Copy out every record below exactly as written, but leave out any pictures.

** START OF Supplied data **

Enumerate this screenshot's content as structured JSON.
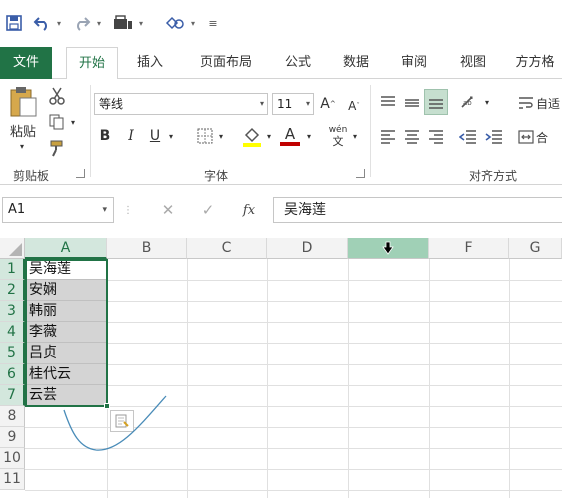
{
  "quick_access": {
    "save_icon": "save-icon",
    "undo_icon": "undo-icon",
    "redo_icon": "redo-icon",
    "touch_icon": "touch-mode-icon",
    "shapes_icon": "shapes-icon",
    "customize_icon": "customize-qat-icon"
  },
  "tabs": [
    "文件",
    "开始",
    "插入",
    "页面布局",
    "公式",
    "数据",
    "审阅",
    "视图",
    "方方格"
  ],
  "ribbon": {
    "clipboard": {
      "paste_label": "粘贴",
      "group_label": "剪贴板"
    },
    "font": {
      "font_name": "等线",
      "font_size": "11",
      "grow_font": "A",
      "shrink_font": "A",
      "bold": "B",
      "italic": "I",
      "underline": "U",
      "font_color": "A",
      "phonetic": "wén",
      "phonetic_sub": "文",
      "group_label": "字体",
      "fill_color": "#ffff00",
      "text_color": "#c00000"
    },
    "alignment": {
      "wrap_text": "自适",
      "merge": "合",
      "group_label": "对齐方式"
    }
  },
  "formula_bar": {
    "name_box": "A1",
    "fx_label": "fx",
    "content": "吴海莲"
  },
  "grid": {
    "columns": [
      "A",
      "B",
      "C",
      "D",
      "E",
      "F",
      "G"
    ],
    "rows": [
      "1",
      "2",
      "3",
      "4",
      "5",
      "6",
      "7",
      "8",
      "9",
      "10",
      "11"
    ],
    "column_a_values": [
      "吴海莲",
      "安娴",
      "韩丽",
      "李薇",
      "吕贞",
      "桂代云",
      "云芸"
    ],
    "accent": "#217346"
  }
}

** END OF Supplied data **

* Response *
Enumerate this screenshot's content as structured JSON.
{
  "quick_access": {
    "save_icon": "save-icon",
    "undo_icon": "undo-icon",
    "redo_icon": "redo-icon",
    "touch_icon": "touch-mode-icon",
    "shapes_icon": "shapes-icon",
    "customize_icon": "customize-qat-icon"
  },
  "tabs": [
    "文件",
    "开始",
    "插入",
    "页面布局",
    "公式",
    "数据",
    "审阅",
    "视图",
    "方方格"
  ],
  "ribbon": {
    "clipboard": {
      "paste_label": "粘贴",
      "group_label": "剪贴板"
    },
    "font": {
      "font_name": "等线",
      "font_size": "11",
      "grow_font": "A",
      "shrink_font": "A",
      "bold": "B",
      "italic": "I",
      "underline": "U",
      "font_color": "A",
      "phonetic": "wén",
      "phonetic_sub": "文",
      "group_label": "字体",
      "fill_color": "#ffff00",
      "text_color": "#c00000"
    },
    "alignment": {
      "wrap_text": "自适",
      "merge": "合",
      "group_label": "对齐方式"
    }
  },
  "formula_bar": {
    "name_box": "A1",
    "fx_label": "fx",
    "content": "吴海莲"
  },
  "grid": {
    "columns": [
      "A",
      "B",
      "C",
      "D",
      "E",
      "F",
      "G"
    ],
    "rows": [
      "1",
      "2",
      "3",
      "4",
      "5",
      "6",
      "7",
      "8",
      "9",
      "10",
      "11"
    ],
    "column_a_values": [
      "吴海莲",
      "安娴",
      "韩丽",
      "李薇",
      "吕贞",
      "桂代云",
      "云芸"
    ],
    "accent": "#217346"
  }
}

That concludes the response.